PROMPT » Below are entries; tally how many lines hold the string "type" and answer with only that figure.

### TASK INPUT ###

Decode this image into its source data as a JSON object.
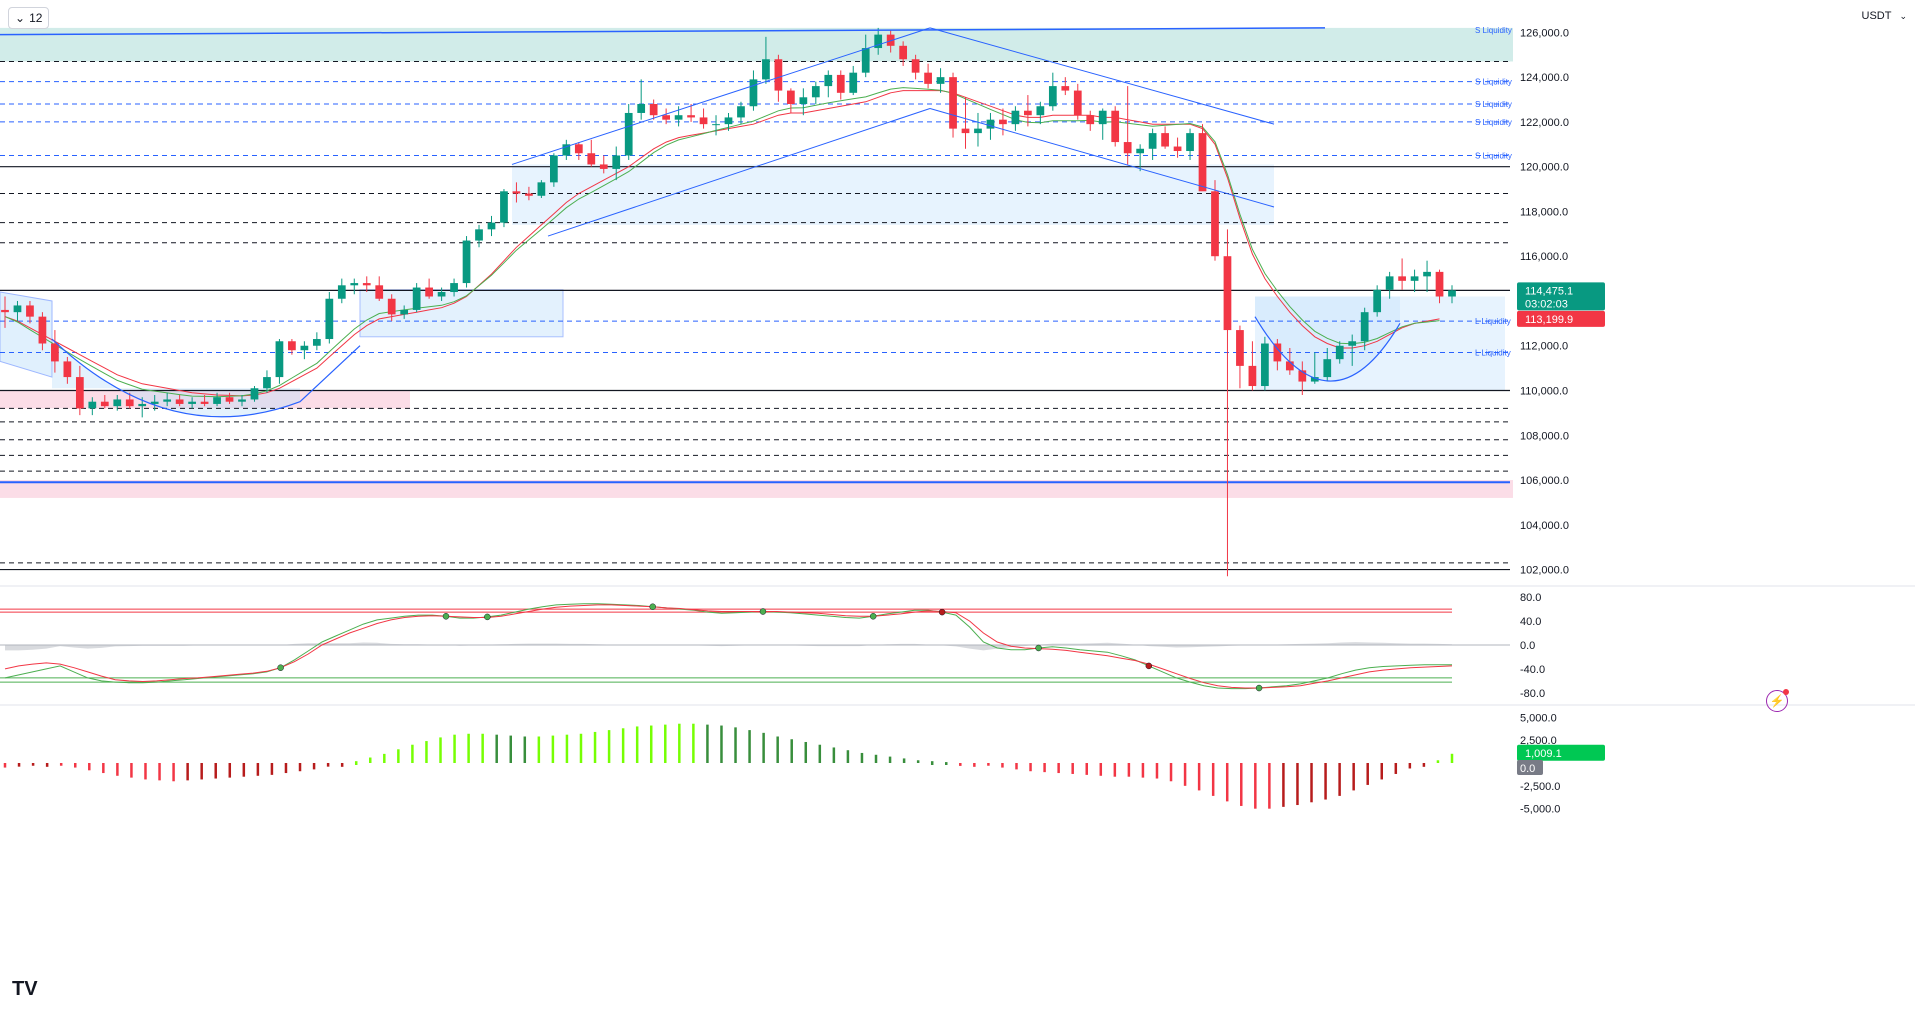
{
  "toolbar": {
    "timeframe": "12",
    "currency": "USDT"
  },
  "colors": {
    "up": "#089981",
    "down": "#f23645",
    "accent": "#2962ff",
    "grid": "#131722",
    "histUp": "#4caf50",
    "histDown": "#f23645"
  },
  "badges": {
    "price": "114,475.1",
    "countdown": "03:02:03",
    "ma": "113,199.9",
    "hist": "1,009.1",
    "zero": "0.0"
  },
  "chart_data": [
    {
      "type": "candlestick",
      "title": "",
      "ylim": [
        101400,
        127000
      ],
      "y_ticks": [
        "126,000.0",
        "124,000.0",
        "122,000.0",
        "120,000.0",
        "118,000.0",
        "116,000.0",
        "112,000.0",
        "110,000.0",
        "108,000.0",
        "106,000.0",
        "104,000.0",
        "102,000.0"
      ],
      "y_tick_values": [
        126000,
        124000,
        122000,
        120000,
        118000,
        116000,
        112000,
        110000,
        108000,
        106000,
        104000,
        102000
      ],
      "candles": [
        [
          113600,
          114200,
          112800,
          113500
        ],
        [
          113500,
          114000,
          113100,
          113800
        ],
        [
          113800,
          114000,
          113000,
          113300
        ],
        [
          113300,
          113500,
          111800,
          112100
        ],
        [
          112100,
          112700,
          110800,
          111300
        ],
        [
          111300,
          111500,
          110300,
          110600
        ],
        [
          110600,
          111100,
          108900,
          109200
        ],
        [
          109200,
          109700,
          108900,
          109500
        ],
        [
          109500,
          109800,
          109200,
          109300
        ],
        [
          109300,
          109800,
          109100,
          109600
        ],
        [
          109600,
          109900,
          109200,
          109300
        ],
        [
          109300,
          109700,
          108800,
          109400
        ],
        [
          109400,
          109800,
          109100,
          109500
        ],
        [
          109500,
          109900,
          109300,
          109600
        ],
        [
          109600,
          109800,
          109300,
          109400
        ],
        [
          109400,
          109700,
          109200,
          109500
        ],
        [
          109500,
          109800,
          109300,
          109400
        ],
        [
          109400,
          109900,
          109300,
          109700
        ],
        [
          109700,
          109900,
          109400,
          109500
        ],
        [
          109500,
          109800,
          109300,
          109600
        ],
        [
          109600,
          110200,
          109500,
          110100
        ],
        [
          110100,
          110900,
          109900,
          110600
        ],
        [
          110600,
          112300,
          110300,
          112200
        ],
        [
          112200,
          112300,
          111600,
          111800
        ],
        [
          111800,
          112200,
          111400,
          112000
        ],
        [
          112000,
          112600,
          111800,
          112300
        ],
        [
          112300,
          114400,
          112100,
          114100
        ],
        [
          114100,
          115000,
          113900,
          114700
        ],
        [
          114700,
          115000,
          114300,
          114800
        ],
        [
          114800,
          115100,
          114400,
          114700
        ],
        [
          114700,
          115100,
          114000,
          114100
        ],
        [
          114100,
          114300,
          113100,
          113400
        ],
        [
          113400,
          113800,
          113200,
          113600
        ],
        [
          113600,
          114800,
          113500,
          114600
        ],
        [
          114600,
          115000,
          114100,
          114200
        ],
        [
          114200,
          114600,
          114000,
          114400
        ],
        [
          114400,
          115000,
          114200,
          114800
        ],
        [
          114800,
          116900,
          114600,
          116700
        ],
        [
          116700,
          117400,
          116400,
          117200
        ],
        [
          117200,
          117800,
          116900,
          117500
        ],
        [
          117500,
          119000,
          117300,
          118900
        ],
        [
          118900,
          119300,
          118400,
          118800
        ],
        [
          118800,
          119100,
          118500,
          118700
        ],
        [
          118700,
          119400,
          118600,
          119300
        ],
        [
          119300,
          120600,
          119100,
          120500
        ],
        [
          120500,
          121200,
          120300,
          121000
        ],
        [
          121000,
          121100,
          120300,
          120600
        ],
        [
          120600,
          121200,
          120000,
          120100
        ],
        [
          120100,
          120500,
          119700,
          119900
        ],
        [
          119900,
          120900,
          119400,
          120500
        ],
        [
          120500,
          122800,
          120300,
          122400
        ],
        [
          122400,
          123900,
          122100,
          122800
        ],
        [
          122800,
          123000,
          122100,
          122300
        ],
        [
          122300,
          122600,
          121900,
          122100
        ],
        [
          122100,
          122700,
          121800,
          122300
        ],
        [
          122300,
          122800,
          122000,
          122200
        ],
        [
          122200,
          122600,
          121700,
          121900
        ],
        [
          121900,
          122300,
          121400,
          121900
        ],
        [
          121900,
          122400,
          121600,
          122200
        ],
        [
          122200,
          122900,
          121900,
          122700
        ],
        [
          122700,
          124300,
          122500,
          123900
        ],
        [
          123900,
          125800,
          123700,
          124800
        ],
        [
          124800,
          125000,
          122900,
          123400
        ],
        [
          123400,
          123500,
          122400,
          122800
        ],
        [
          122800,
          123500,
          122300,
          123100
        ],
        [
          123100,
          123800,
          122800,
          123600
        ],
        [
          123600,
          124300,
          123100,
          124100
        ],
        [
          124100,
          124300,
          123000,
          123300
        ],
        [
          123300,
          124500,
          123200,
          124200
        ],
        [
          124200,
          125900,
          124000,
          125300
        ],
        [
          125300,
          126200,
          125000,
          125900
        ],
        [
          125900,
          126100,
          125100,
          125400
        ],
        [
          125400,
          125600,
          124500,
          124800
        ],
        [
          124800,
          125000,
          123900,
          124200
        ],
        [
          124200,
          124600,
          123500,
          123700
        ],
        [
          123700,
          124400,
          123300,
          124000
        ],
        [
          124000,
          124200,
          121300,
          121700
        ],
        [
          121700,
          123100,
          120800,
          121500
        ],
        [
          121500,
          122400,
          120900,
          121700
        ],
        [
          121700,
          122400,
          121200,
          122100
        ],
        [
          122100,
          122600,
          121400,
          121900
        ],
        [
          121900,
          122700,
          121600,
          122500
        ],
        [
          122500,
          123200,
          121800,
          122300
        ],
        [
          122300,
          122900,
          121900,
          122700
        ],
        [
          122700,
          124200,
          122500,
          123600
        ],
        [
          123600,
          124000,
          123200,
          123400
        ],
        [
          123400,
          123700,
          122100,
          122300
        ],
        [
          122300,
          122500,
          121600,
          121900
        ],
        [
          121900,
          122600,
          121200,
          122500
        ],
        [
          122500,
          122700,
          120900,
          121100
        ],
        [
          121100,
          123600,
          120100,
          120600
        ],
        [
          120600,
          121000,
          119800,
          120800
        ],
        [
          120800,
          121700,
          120300,
          121500
        ],
        [
          121500,
          121800,
          120800,
          120900
        ],
        [
          120900,
          121300,
          120400,
          120700
        ],
        [
          120700,
          121700,
          120300,
          121500
        ],
        [
          121500,
          121900,
          119000,
          118900
        ],
        [
          118900,
          119400,
          115800,
          116000
        ],
        [
          116000,
          117200,
          101700,
          112700
        ],
        [
          112700,
          112900,
          110100,
          111100
        ],
        [
          111100,
          112200,
          110000,
          110200
        ],
        [
          110200,
          112400,
          110000,
          112100
        ],
        [
          112100,
          112300,
          110900,
          111300
        ],
        [
          111300,
          111900,
          110700,
          110900
        ],
        [
          110900,
          111300,
          109800,
          110400
        ],
        [
          110400,
          111700,
          110300,
          110600
        ],
        [
          110600,
          111900,
          110400,
          111400
        ],
        [
          111400,
          112200,
          111200,
          112000
        ],
        [
          112000,
          112500,
          111100,
          112200
        ],
        [
          112200,
          113700,
          111800,
          113500
        ],
        [
          113500,
          114700,
          113300,
          114500
        ],
        [
          114500,
          115300,
          114100,
          115100
        ],
        [
          115100,
          115900,
          114500,
          114900
        ],
        [
          114900,
          115400,
          114400,
          115100
        ],
        [
          115100,
          115800,
          114400,
          115300
        ],
        [
          115300,
          115400,
          113900,
          114200
        ],
        [
          114200,
          114700,
          113900,
          114475.1
        ]
      ],
      "ma": [
        113300,
        113100,
        112800,
        112500,
        112200,
        111900,
        111600,
        111300,
        111000,
        110700,
        110500,
        110300,
        110200,
        110100,
        110000,
        109900,
        109850,
        109800,
        109780,
        109760,
        109800,
        109900,
        110100,
        110400,
        110700,
        111000,
        111500,
        112000,
        112500,
        112900,
        113200,
        113300,
        113400,
        113500,
        113600,
        113700,
        113900,
        114200,
        114700,
        115200,
        115800,
        116400,
        116900,
        117400,
        117900,
        118400,
        118800,
        119100,
        119400,
        119700,
        120000,
        120400,
        120800,
        121100,
        121300,
        121400,
        121500,
        121600,
        121700,
        121800,
        121900,
        122100,
        122300,
        122400,
        122400,
        122500,
        122600,
        122700,
        122800,
        122900,
        123100,
        123300,
        123400,
        123400,
        123400,
        123400,
        123300,
        123100,
        122900,
        122700,
        122500,
        122300,
        122200,
        122200,
        122300,
        122300,
        122300,
        122300,
        122200,
        122200,
        122100,
        122000,
        121900,
        121900,
        121900,
        121900,
        121700,
        121000,
        119500,
        117700,
        116100,
        115000,
        114200,
        113500,
        112900,
        112400,
        112100,
        111900,
        111900,
        112000,
        112200,
        112500,
        112800,
        113000,
        113100,
        113199.9
      ]
    },
    {
      "type": "line",
      "title": "",
      "ylim": [
        -92,
        92
      ],
      "y_ticks": [
        "80.0",
        "40.0",
        "0.0",
        "-40.0",
        "-80.0"
      ],
      "y_tick_values": [
        80,
        40,
        0,
        -40,
        -80
      ],
      "series": [
        {
          "values": [
            -55,
            -50,
            -45,
            -40,
            -35,
            -45,
            -55,
            -60,
            -62,
            -63,
            -63,
            -62,
            -60,
            -58,
            -56,
            -54,
            -52,
            -50,
            -48,
            -45,
            -38,
            -25,
            -10,
            5,
            15,
            25,
            35,
            42,
            45,
            48,
            50,
            50,
            48,
            45,
            45,
            47,
            50,
            55,
            60,
            64,
            67,
            68,
            69,
            69,
            68,
            67,
            66,
            64,
            62,
            60,
            58,
            55,
            53,
            54,
            55,
            56,
            55,
            54,
            52,
            50,
            48,
            46,
            45,
            48,
            52,
            55,
            58,
            58,
            55,
            50,
            30,
            5,
            -5,
            -8,
            -8,
            -5,
            -3,
            -5,
            -8,
            -10,
            -12,
            -18,
            -25,
            -35,
            -45,
            -55,
            -62,
            -68,
            -72,
            -73,
            -73,
            -72,
            -70,
            -68,
            -65,
            -60,
            -55,
            -48,
            -42,
            -38,
            -36,
            -35,
            -34,
            -33,
            -33,
            -33
          ]
        },
        {
          "values": [
            -40,
            -35,
            -32,
            -30,
            -32,
            -38,
            -45,
            -52,
            -58,
            -60,
            -61,
            -60,
            -58,
            -56,
            -55,
            -53,
            -51,
            -49,
            -47,
            -44,
            -38,
            -28,
            -15,
            0,
            10,
            20,
            28,
            36,
            42,
            46,
            48,
            49,
            48,
            47,
            46,
            46,
            48,
            52,
            56,
            60,
            63,
            65,
            66,
            67,
            67,
            66,
            65,
            64,
            62,
            61,
            59,
            57,
            56,
            56,
            56,
            56,
            56,
            55,
            54,
            53,
            51,
            49,
            48,
            48,
            50,
            52,
            55,
            57,
            56,
            54,
            40,
            20,
            5,
            -2,
            -5,
            -6,
            -7,
            -9,
            -12,
            -15,
            -18,
            -22,
            -26,
            -32,
            -40,
            -48,
            -56,
            -63,
            -68,
            -71,
            -72,
            -72,
            -71,
            -70,
            -68,
            -64,
            -60,
            -55,
            -50,
            -45,
            -42,
            -40,
            -38,
            -37,
            -36,
            -35
          ]
        }
      ]
    },
    {
      "type": "bar",
      "title": "",
      "ylim": [
        -5800,
        5800
      ],
      "y_ticks": [
        "5,000.0",
        "2,500.0",
        "0.0",
        "-2,500.0",
        "-5,000.0"
      ],
      "y_tick_values": [
        5000,
        2500,
        0,
        -2500,
        -5000
      ],
      "values": [
        -500,
        -400,
        -300,
        -200,
        -300,
        -500,
        -800,
        -1100,
        -1400,
        -1600,
        -1800,
        -1900,
        -2000,
        -1900,
        -1800,
        -1700,
        -1600,
        -1500,
        -1400,
        -1300,
        -1100,
        -900,
        -700,
        -400,
        -200,
        200,
        600,
        1000,
        1500,
        2000,
        2400,
        2800,
        3100,
        3200,
        3200,
        3100,
        3000,
        2900,
        2900,
        3000,
        3100,
        3200,
        3400,
        3600,
        3800,
        4000,
        4100,
        4200,
        4300,
        4300,
        4200,
        4100,
        3900,
        3600,
        3300,
        2900,
        2600,
        2300,
        2000,
        1700,
        1400,
        1100,
        900,
        700,
        500,
        300,
        200,
        100,
        -100,
        -200,
        -300,
        -500,
        -700,
        -900,
        -1000,
        -1100,
        -1200,
        -1300,
        -1400,
        -1500,
        -1500,
        -1600,
        -1700,
        -2000,
        -2500,
        -3000,
        -3600,
        -4200,
        -4700,
        -5000,
        -5000,
        -4800,
        -4600,
        -4300,
        -4000,
        -3600,
        -3000,
        -2400,
        -1800,
        -1200,
        -600,
        -200,
        300,
        1009.1
      ]
    }
  ]
}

###

REPLY TO THE EXERCISE » 3